-- Start of DATA SECTION --

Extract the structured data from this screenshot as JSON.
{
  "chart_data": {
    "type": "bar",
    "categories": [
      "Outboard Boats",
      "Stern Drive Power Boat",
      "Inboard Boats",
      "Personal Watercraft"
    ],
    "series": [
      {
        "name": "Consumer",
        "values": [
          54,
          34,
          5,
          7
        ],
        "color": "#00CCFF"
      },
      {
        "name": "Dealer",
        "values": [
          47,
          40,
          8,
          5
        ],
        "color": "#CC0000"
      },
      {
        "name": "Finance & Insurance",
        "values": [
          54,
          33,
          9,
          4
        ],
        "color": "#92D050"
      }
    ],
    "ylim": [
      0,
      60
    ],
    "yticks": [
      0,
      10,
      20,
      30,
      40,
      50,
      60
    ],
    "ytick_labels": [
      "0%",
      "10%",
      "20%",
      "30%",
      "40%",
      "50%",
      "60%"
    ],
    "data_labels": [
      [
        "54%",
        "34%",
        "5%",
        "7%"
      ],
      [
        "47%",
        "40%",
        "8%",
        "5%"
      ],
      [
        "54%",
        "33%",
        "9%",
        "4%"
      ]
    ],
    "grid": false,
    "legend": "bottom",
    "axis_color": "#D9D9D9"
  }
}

-- End of DATA SECTION --

## YOUR TASK
Transcribe all the entries, keeping each one exactly as it is.

## RESPONSE TO THIS EXERCISE
Extract the structured data from this screenshot as JSON.
{
  "chart_data": {
    "type": "bar",
    "categories": [
      "Outboard Boats",
      "Stern Drive Power Boat",
      "Inboard Boats",
      "Personal Watercraft"
    ],
    "series": [
      {
        "name": "Consumer",
        "values": [
          54,
          34,
          5,
          7
        ],
        "color": "#00CCFF"
      },
      {
        "name": "Dealer",
        "values": [
          47,
          40,
          8,
          5
        ],
        "color": "#CC0000"
      },
      {
        "name": "Finance & Insurance",
        "values": [
          54,
          33,
          9,
          4
        ],
        "color": "#92D050"
      }
    ],
    "ylim": [
      0,
      60
    ],
    "yticks": [
      0,
      10,
      20,
      30,
      40,
      50,
      60
    ],
    "ytick_labels": [
      "0%",
      "10%",
      "20%",
      "30%",
      "40%",
      "50%",
      "60%"
    ],
    "data_labels": [
      [
        "54%",
        "34%",
        "5%",
        "7%"
      ],
      [
        "47%",
        "40%",
        "8%",
        "5%"
      ],
      [
        "54%",
        "33%",
        "9%",
        "4%"
      ]
    ],
    "grid": false,
    "legend": "bottom",
    "axis_color": "#D9D9D9"
  }
}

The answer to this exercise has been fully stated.